> [INSTRUCTIONS FOR THE TASK] Count the lines in the rows below that contain the string "member", treating uppercase and lowercase as different. Reply with the number only.

Stored records
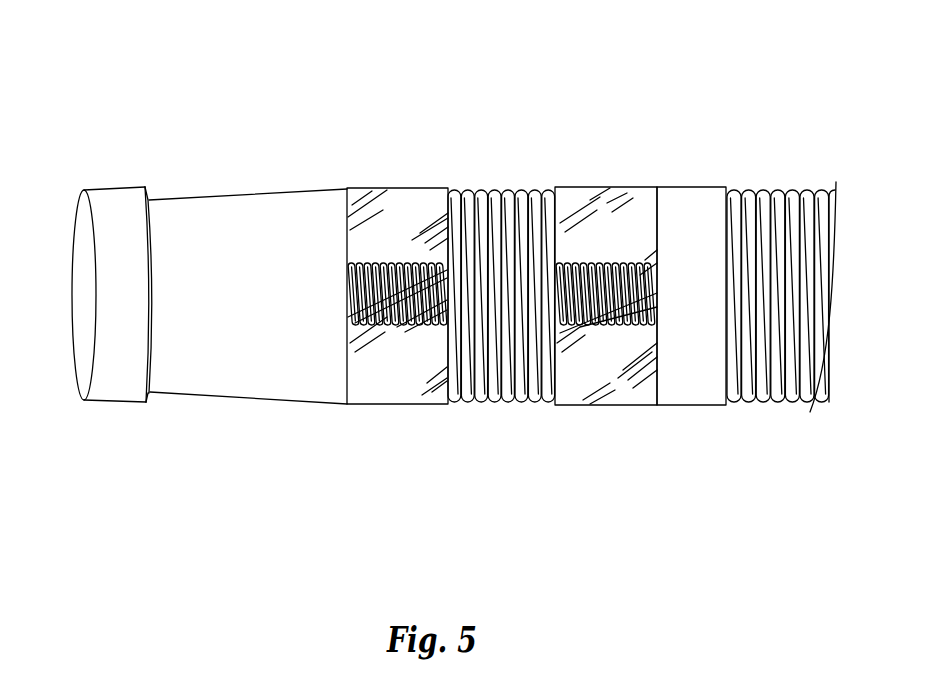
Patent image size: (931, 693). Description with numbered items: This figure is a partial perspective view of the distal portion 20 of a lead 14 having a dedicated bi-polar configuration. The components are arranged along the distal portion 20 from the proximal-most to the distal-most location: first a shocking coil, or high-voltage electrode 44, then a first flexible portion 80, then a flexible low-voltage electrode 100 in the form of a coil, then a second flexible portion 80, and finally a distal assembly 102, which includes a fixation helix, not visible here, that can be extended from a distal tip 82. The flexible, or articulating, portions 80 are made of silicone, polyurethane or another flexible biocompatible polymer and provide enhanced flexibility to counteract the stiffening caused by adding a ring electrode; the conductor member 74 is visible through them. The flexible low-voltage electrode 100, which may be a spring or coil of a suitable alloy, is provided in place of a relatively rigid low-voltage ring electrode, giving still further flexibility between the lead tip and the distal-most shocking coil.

The distal portion 20 is at (705, 70).
The lead 14 is at (600, 540).
The distal tip 82 is at (64, 397).
The distal assembly 102 is at (298, 415).
The flexible low-voltage electrode 100 is at (483, 195).
The flexible portions 80 is at (592, 348).
The conductor member 74 is at (608, 343).
The high-voltage electrode 44 is at (692, 397).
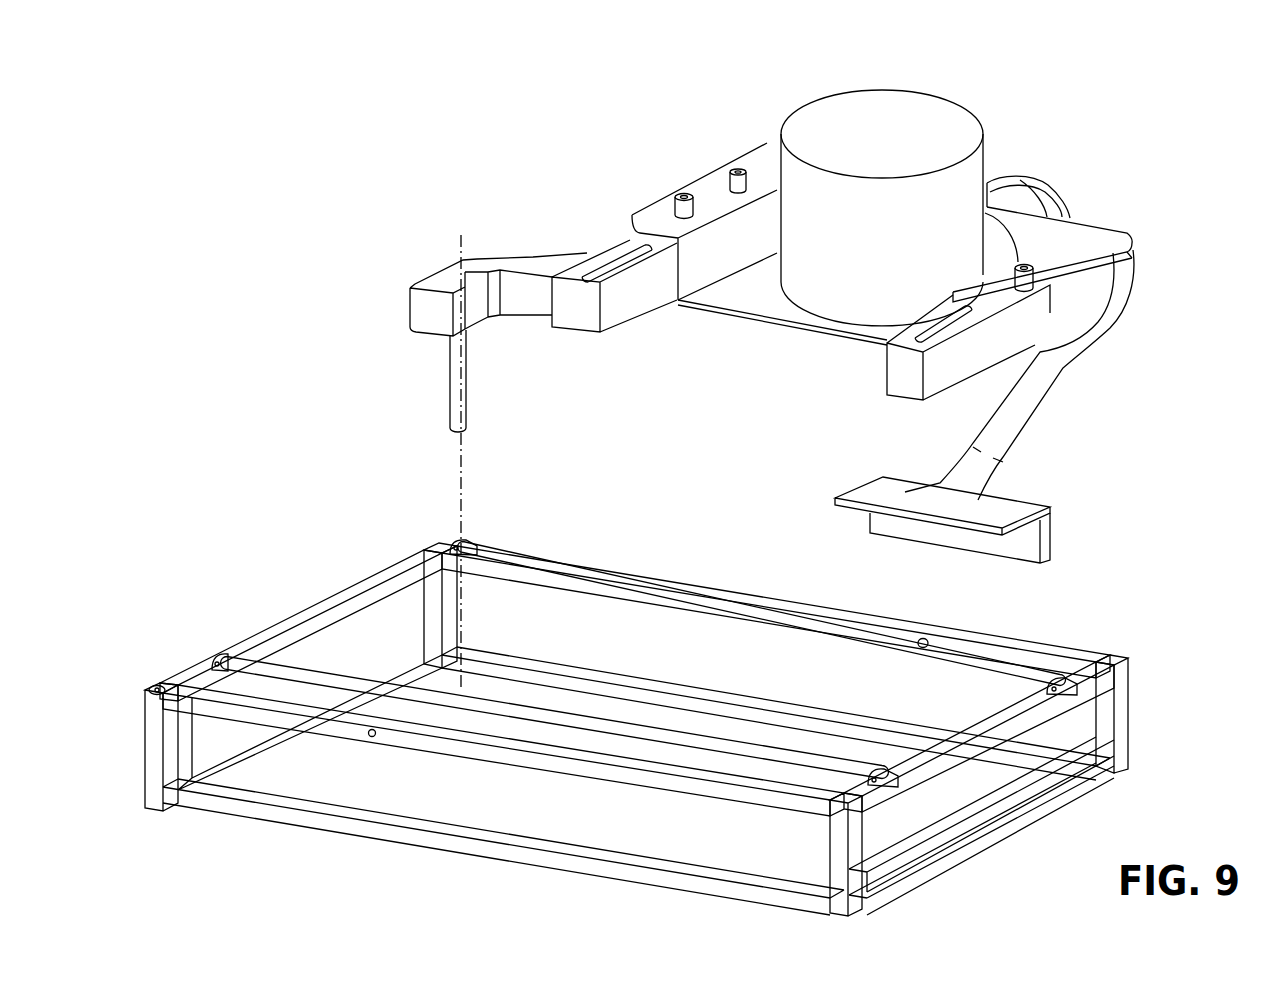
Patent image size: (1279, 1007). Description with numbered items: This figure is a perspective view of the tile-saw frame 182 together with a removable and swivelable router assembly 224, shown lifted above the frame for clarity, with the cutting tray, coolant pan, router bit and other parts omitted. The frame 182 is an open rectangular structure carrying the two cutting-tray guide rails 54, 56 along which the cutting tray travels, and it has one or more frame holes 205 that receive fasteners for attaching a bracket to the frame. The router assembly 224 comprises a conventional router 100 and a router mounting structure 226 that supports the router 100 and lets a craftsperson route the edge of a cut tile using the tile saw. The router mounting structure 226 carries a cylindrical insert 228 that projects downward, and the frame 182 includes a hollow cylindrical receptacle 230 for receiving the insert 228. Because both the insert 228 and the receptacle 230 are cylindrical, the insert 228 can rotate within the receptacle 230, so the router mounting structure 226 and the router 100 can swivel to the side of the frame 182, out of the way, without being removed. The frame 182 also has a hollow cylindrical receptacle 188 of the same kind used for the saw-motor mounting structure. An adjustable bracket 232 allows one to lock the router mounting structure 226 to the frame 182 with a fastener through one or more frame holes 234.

The cutting-tray guide rail 54 is at (333, 670).
The cutting-tray guide rail 56 is at (705, 606).
The router 100 is at (932, 93).
The frame 182 is at (1070, 636).
The hollow cylindrical receptacle 188 is at (160, 688).
The frame hole 205 is at (372, 735).
The router assembly 224 is at (345, 294).
The router mounting structure 226 is at (1085, 216).
The cylindrical insert 228 is at (468, 362).
The hollow cylindrical receptacle 230 is at (465, 545).
The adjustable bracket 232 is at (1073, 538).
The frame hole 234 is at (928, 642).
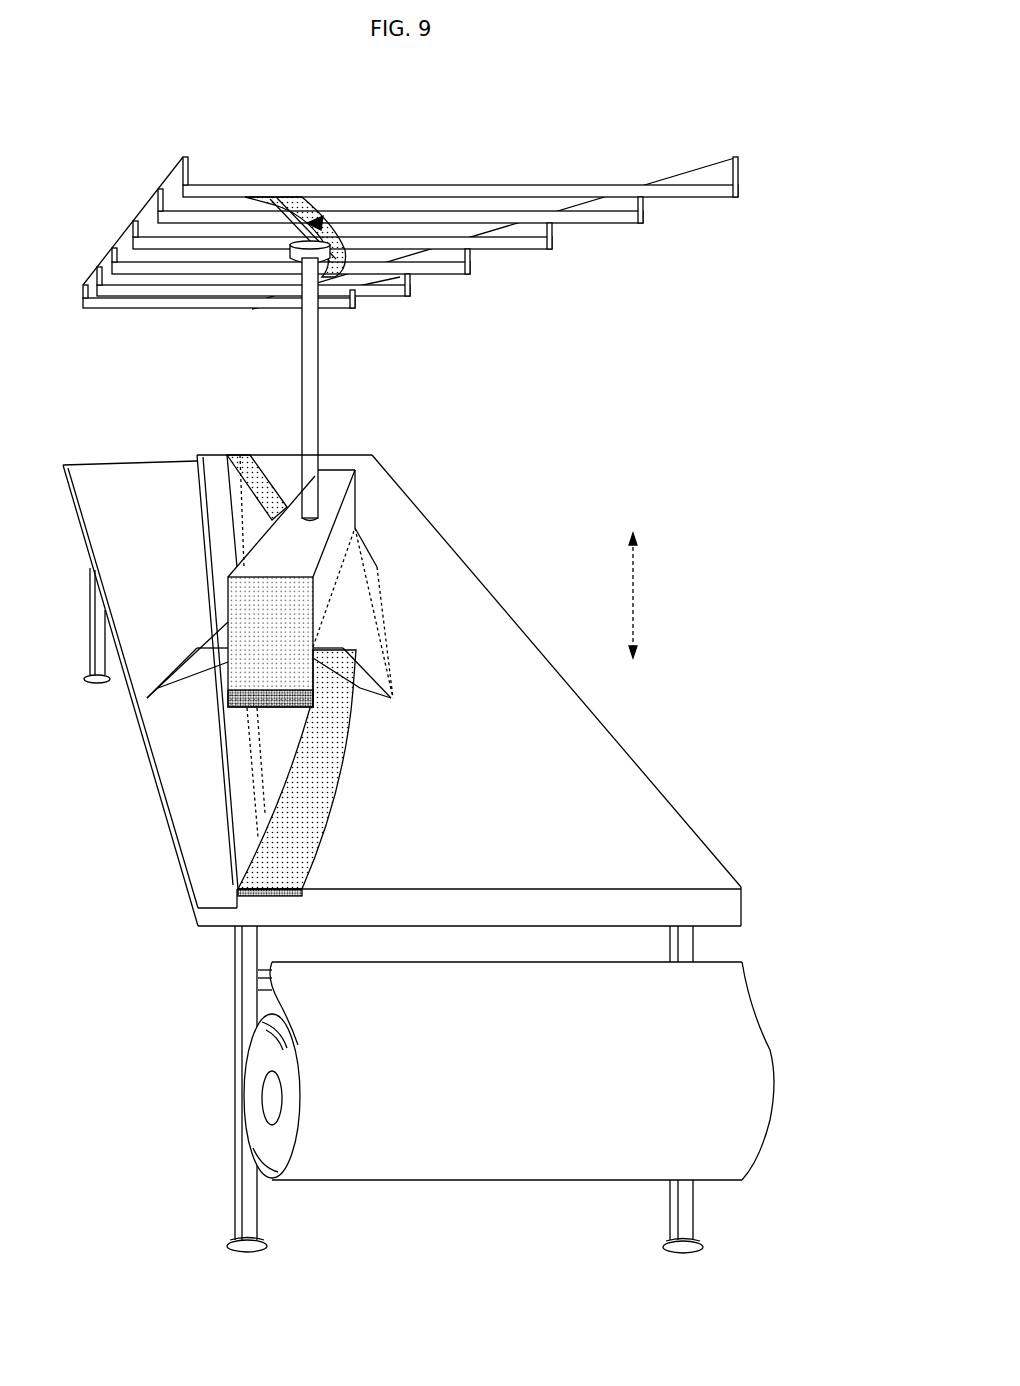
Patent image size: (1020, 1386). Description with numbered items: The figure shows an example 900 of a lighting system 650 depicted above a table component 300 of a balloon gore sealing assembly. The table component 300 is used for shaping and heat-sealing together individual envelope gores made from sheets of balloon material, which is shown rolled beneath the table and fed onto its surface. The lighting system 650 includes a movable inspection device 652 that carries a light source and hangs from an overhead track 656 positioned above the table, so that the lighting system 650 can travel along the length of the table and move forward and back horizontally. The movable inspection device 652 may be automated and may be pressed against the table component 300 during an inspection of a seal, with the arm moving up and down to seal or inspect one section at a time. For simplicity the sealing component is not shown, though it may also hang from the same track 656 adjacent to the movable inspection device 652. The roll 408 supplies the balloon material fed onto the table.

The example 900 is at (780, 39).
The lighting system 650 is at (592, 110).
The track 656 is at (330, 228).
The movable inspection device 652 is at (382, 557).
The table component 300 is at (670, 783).
The material roll 408 is at (471, 1098).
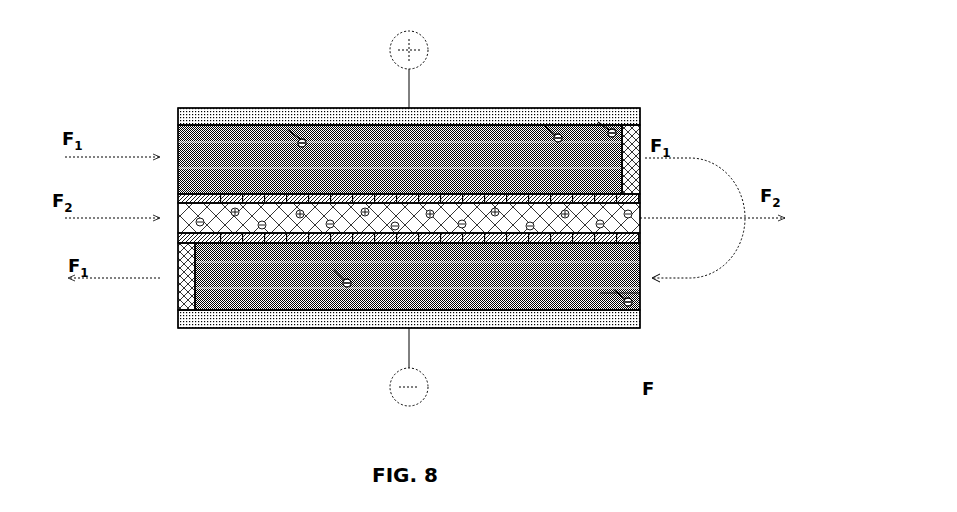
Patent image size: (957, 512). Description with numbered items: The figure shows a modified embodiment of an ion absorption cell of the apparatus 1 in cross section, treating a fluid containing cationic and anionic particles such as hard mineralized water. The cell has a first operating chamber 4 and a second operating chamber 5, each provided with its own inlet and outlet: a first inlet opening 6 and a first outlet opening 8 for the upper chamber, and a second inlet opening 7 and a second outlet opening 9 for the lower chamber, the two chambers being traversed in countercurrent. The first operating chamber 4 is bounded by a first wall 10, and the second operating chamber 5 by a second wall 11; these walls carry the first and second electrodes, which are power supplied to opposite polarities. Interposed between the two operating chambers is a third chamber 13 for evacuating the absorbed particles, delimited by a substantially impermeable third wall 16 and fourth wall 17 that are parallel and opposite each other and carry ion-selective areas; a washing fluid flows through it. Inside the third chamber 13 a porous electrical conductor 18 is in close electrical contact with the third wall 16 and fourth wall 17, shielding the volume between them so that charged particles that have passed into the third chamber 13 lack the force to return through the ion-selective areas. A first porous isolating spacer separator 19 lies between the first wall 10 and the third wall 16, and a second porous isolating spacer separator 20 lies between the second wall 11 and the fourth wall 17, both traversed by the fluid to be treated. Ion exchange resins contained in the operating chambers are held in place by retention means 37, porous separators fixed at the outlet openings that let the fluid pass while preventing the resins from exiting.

The apparatus 1 is at (695, 220).
The first operating chamber 4 is at (614, 130).
The second operating chamber 5 is at (640, 300).
The first inlet opening 6 is at (178, 140).
The second inlet opening 7 is at (178, 310).
The first outlet opening 8 is at (640, 128).
The second outlet opening 9 is at (640, 293).
The first wall 10 is at (460, 108).
The second wall 11 is at (478, 328).
The third chamber 13 is at (640, 215).
The third wall 16 is at (178, 200).
The fourth wall 17 is at (178, 238).
The porous electrical conductor 18 is at (300, 138).
The first porous isolating spacer separator 19 is at (560, 134).
The second porous isolating spacer separator 20 is at (345, 286).
The retention means 37 is at (178, 283).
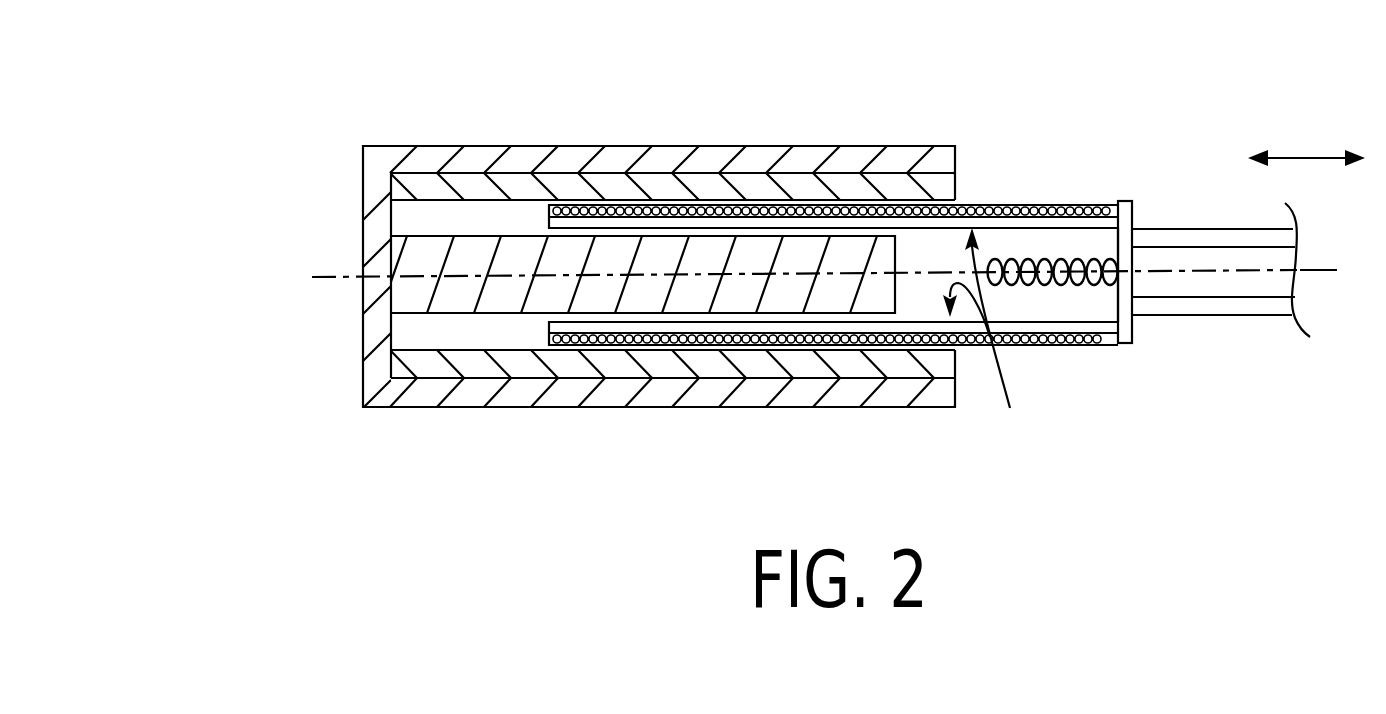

> [SOLUTION FOR THIS TASK] 2